## Stated task
Copy out all the records, word for word.

## The records
* Begin *

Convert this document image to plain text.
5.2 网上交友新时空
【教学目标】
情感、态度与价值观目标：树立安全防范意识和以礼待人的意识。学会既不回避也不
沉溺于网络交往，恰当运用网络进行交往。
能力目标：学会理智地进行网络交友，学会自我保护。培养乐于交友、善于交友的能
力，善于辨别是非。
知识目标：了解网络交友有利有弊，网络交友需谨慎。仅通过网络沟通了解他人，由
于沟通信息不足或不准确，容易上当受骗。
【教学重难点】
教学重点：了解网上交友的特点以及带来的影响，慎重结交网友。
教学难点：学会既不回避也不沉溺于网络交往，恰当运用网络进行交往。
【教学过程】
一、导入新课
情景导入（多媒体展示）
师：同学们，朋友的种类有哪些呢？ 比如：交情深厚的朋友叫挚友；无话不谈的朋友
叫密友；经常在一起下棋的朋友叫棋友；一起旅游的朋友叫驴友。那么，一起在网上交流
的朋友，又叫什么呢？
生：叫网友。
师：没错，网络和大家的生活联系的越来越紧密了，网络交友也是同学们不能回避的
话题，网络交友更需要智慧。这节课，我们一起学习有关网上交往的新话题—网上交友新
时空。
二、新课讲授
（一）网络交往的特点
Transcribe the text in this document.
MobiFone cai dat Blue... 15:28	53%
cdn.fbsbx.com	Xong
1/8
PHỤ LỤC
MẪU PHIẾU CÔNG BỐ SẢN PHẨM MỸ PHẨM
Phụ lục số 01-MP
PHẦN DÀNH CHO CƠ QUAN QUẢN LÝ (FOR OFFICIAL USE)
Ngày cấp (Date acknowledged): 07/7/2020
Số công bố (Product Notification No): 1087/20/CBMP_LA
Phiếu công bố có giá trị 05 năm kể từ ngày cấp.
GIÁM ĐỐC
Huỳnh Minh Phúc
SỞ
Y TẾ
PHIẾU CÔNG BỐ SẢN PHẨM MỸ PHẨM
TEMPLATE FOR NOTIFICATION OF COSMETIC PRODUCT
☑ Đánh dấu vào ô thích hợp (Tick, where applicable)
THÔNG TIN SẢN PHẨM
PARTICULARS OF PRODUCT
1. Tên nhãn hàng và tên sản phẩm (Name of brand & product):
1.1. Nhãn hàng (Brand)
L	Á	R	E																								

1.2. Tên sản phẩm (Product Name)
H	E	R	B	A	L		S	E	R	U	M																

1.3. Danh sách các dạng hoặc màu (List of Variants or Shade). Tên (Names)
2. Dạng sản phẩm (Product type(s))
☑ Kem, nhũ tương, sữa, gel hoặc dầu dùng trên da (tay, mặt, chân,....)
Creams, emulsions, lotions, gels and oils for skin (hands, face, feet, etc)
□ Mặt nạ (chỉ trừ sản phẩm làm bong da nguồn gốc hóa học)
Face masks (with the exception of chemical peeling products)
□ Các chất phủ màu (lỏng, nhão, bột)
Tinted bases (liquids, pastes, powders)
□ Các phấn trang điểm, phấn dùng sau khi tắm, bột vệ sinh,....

* End *

## Response
Convert this document image to plain text.
5.2 网上交友新时空
【教学目标】
情感、态度与价值观目标：树立安全防范意识和以礼待人的意识。学会既不回避也不
沉溺于网络交往，恰当运用网络进行交往。
能力目标：学会理智地进行网络交友，学会自我保护。培养乐于交友、善于交友的能
力，善于辨别是非。
知识目标：了解网络交友有利有弊，网络交友需谨慎。仅通过网络沟通了解他人，由
于沟通信息不足或不准确，容易上当受骗。
【教学重难点】
教学重点：了解网上交友的特点以及带来的影响，慎重结交网友。
教学难点：学会既不回避也不沉溺于网络交往，恰当运用网络进行交往。
【教学过程】
一、导入新课
情景导入（多媒体展示）
师：同学们，朋友的种类有哪些呢？ 比如：交情深厚的朋友叫挚友；无话不谈的朋友
叫密友；经常在一起下棋的朋友叫棋友；一起旅游的朋友叫驴友。那么，一起在网上交流
的朋友，又叫什么呢？
生：叫网友。
师：没错，网络和大家的生活联系的越来越紧密了，网络交友也是同学们不能回避的
话题，网络交友更需要智慧。这节课，我们一起学习有关网上交往的新话题—网上交友新
时空。
二、新课讲授
（一）网络交往的特点
Transcribe the text in this document.
MobiFone cai dat Blue... 15:28	53%
cdn.fbsbx.com	Xong
1/8
PHỤ LỤC
MẪU PHIẾU CÔNG BỐ SẢN PHẨM MỸ PHẨM
Phụ lục số 01-MP
PHẦN DÀNH CHO CƠ QUAN QUẢN LÝ (FOR OFFICIAL USE)
Ngày cấp (Date acknowledged): 07/7/2020
Số công bố (Product Notification No): 1087/20/CBMP_LA
Phiếu công bố có giá trị 05 năm kể từ ngày cấp.
GIÁM ĐỐC
Huỳnh Minh Phúc
SỞ
Y TẾ
PHIẾU CÔNG BỐ SẢN PHẨM MỸ PHẨM
TEMPLATE FOR NOTIFICATION OF COSMETIC PRODUCT
☑ Đánh dấu vào ô thích hợp (Tick, where applicable)
THÔNG TIN SẢN PHẨM
PARTICULARS OF PRODUCT
1. Tên nhãn hàng và tên sản phẩm (Name of brand & product):
1.1. Nhãn hàng (Brand)
L	Á	R	E																								

1.2. Tên sản phẩm (Product Name)
H	E	R	B	A	L		S	E	R	U	M																

1.3. Danh sách các dạng hoặc màu (List of Variants or Shade). Tên (Names)
2. Dạng sản phẩm (Product type(s))
☑ Kem, nhũ tương, sữa, gel hoặc dầu dùng trên da (tay, mặt, chân,....)
Creams, emulsions, lotions, gels and oils for skin (hands, face, feet, etc)
□ Mặt nạ (chỉ trừ sản phẩm làm bong da nguồn gốc hóa học)
Face masks (with the exception of chemical peeling products)
□ Các chất phủ màu (lỏng, nhão, bột)
Tinted bases (liquids, pastes, powders)
□ Các phấn trang điểm, phấn dùng sau khi tắm, bột vệ sinh,....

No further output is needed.